[Data records]
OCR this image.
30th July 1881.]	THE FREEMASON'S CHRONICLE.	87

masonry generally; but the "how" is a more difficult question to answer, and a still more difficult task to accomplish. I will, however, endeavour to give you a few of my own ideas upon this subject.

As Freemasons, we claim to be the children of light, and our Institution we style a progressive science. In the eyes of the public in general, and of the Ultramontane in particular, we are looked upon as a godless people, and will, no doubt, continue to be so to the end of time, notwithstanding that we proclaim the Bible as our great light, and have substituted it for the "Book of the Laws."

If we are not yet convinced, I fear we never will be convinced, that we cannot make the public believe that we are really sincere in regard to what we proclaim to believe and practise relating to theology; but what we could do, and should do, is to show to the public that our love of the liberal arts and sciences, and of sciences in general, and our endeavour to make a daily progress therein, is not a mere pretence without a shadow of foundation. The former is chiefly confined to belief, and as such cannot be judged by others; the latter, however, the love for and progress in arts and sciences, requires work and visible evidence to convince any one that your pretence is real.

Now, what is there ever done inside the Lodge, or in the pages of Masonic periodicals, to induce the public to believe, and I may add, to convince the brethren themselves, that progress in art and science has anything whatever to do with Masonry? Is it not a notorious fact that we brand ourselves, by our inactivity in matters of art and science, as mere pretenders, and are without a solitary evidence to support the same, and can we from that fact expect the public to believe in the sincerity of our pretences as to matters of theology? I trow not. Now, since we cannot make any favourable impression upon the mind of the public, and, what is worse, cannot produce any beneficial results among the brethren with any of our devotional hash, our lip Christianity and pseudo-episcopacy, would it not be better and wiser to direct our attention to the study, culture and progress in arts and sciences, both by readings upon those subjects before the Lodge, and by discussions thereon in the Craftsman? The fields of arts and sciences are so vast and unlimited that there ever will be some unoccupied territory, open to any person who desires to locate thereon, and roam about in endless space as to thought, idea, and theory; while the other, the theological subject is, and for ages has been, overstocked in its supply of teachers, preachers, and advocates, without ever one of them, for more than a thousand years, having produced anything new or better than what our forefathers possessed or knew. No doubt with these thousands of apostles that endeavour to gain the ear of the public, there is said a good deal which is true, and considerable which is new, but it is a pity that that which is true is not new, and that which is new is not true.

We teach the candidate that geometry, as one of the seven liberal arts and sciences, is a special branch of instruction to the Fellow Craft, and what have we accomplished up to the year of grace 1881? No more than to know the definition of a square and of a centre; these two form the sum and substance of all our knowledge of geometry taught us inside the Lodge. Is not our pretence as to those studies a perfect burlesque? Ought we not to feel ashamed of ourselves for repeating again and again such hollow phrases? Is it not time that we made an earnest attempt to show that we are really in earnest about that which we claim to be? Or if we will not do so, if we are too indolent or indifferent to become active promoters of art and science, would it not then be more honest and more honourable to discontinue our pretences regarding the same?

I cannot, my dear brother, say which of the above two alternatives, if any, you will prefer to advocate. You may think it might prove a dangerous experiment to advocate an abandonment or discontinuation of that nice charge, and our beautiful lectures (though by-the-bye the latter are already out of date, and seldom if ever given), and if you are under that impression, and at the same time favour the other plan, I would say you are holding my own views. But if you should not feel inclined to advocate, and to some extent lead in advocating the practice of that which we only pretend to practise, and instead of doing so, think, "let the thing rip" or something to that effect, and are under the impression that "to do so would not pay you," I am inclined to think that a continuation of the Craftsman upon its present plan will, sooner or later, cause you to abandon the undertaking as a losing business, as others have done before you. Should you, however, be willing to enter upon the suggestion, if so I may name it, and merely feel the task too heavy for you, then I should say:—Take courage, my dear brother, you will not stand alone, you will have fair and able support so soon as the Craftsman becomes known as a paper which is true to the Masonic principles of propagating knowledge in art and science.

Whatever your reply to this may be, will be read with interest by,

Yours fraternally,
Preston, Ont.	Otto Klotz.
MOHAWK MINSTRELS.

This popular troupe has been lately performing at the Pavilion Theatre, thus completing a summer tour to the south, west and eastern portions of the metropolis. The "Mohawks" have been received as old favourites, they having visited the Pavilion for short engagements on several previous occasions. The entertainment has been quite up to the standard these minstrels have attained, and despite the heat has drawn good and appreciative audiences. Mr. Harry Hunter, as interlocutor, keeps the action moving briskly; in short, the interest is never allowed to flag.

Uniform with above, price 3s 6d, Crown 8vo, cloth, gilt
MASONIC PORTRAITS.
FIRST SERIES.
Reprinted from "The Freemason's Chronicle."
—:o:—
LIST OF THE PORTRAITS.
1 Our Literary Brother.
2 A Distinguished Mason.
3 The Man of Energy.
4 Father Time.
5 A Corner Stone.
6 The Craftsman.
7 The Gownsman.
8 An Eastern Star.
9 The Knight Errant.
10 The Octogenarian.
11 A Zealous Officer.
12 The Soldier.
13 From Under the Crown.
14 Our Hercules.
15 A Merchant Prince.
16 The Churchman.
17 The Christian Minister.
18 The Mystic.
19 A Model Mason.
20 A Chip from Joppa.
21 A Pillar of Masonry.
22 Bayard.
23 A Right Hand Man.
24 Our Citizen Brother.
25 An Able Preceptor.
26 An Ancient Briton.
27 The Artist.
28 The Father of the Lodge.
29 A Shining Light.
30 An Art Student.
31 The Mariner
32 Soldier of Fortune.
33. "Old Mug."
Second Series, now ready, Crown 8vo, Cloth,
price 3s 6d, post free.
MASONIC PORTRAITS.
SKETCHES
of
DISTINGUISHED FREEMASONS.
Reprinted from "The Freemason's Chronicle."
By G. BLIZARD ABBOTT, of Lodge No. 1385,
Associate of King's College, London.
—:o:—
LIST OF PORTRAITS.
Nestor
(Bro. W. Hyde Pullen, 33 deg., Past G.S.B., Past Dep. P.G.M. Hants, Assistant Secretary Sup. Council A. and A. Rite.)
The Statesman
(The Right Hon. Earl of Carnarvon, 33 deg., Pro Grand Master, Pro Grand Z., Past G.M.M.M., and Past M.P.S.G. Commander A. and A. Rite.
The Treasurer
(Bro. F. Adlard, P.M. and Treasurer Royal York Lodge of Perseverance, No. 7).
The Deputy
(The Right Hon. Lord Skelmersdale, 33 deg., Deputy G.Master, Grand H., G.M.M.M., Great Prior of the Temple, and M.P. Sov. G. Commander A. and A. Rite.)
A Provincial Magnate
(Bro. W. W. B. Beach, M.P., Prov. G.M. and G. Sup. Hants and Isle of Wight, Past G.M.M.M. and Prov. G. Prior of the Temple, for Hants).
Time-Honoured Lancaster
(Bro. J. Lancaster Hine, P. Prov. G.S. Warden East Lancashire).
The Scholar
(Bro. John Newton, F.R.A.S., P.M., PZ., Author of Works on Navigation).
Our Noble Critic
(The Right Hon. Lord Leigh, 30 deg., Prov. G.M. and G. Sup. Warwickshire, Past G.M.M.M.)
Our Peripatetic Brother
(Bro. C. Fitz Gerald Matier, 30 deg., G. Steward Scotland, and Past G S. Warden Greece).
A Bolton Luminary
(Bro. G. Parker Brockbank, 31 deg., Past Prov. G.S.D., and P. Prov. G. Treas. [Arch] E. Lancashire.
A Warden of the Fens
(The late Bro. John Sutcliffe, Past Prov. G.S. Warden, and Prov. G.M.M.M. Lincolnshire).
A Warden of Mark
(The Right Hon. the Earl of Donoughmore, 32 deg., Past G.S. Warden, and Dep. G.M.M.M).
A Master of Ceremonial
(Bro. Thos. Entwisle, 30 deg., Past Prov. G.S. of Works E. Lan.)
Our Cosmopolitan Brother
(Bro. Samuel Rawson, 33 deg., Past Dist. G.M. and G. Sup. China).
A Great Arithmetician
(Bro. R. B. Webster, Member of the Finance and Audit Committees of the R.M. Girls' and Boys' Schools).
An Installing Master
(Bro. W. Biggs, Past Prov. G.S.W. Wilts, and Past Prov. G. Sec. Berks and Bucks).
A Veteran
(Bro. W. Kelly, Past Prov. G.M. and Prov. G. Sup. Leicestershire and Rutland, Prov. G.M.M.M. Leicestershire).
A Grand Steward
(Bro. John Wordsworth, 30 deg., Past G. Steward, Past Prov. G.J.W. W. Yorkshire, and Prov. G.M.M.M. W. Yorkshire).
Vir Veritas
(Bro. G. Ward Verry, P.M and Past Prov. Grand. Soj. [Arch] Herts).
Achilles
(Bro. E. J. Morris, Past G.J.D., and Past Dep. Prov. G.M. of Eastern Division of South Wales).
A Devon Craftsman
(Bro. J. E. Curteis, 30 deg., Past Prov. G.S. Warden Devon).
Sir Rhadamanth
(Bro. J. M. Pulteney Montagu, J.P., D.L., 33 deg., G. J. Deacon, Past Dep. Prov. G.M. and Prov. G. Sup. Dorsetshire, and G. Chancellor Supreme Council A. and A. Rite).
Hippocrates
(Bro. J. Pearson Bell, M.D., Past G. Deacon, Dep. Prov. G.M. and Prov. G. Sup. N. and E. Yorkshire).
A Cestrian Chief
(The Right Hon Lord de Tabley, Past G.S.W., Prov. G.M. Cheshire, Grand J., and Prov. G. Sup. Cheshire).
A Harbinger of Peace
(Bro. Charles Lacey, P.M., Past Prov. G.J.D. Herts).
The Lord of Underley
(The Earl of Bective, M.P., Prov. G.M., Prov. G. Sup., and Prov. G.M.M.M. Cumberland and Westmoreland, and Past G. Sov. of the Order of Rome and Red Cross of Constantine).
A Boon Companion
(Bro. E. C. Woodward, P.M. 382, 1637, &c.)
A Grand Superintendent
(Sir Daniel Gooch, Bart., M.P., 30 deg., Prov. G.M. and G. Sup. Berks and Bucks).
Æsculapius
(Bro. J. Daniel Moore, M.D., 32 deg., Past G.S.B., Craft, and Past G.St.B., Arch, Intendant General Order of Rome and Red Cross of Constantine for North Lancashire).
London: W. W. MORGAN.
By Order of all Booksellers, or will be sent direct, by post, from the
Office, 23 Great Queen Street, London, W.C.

** Task instructions **
From the data above, copy each line that has the string "LIST".

** Written answer **
LIST OF THE PORTRAITS.
LIST OF PORTRAITS.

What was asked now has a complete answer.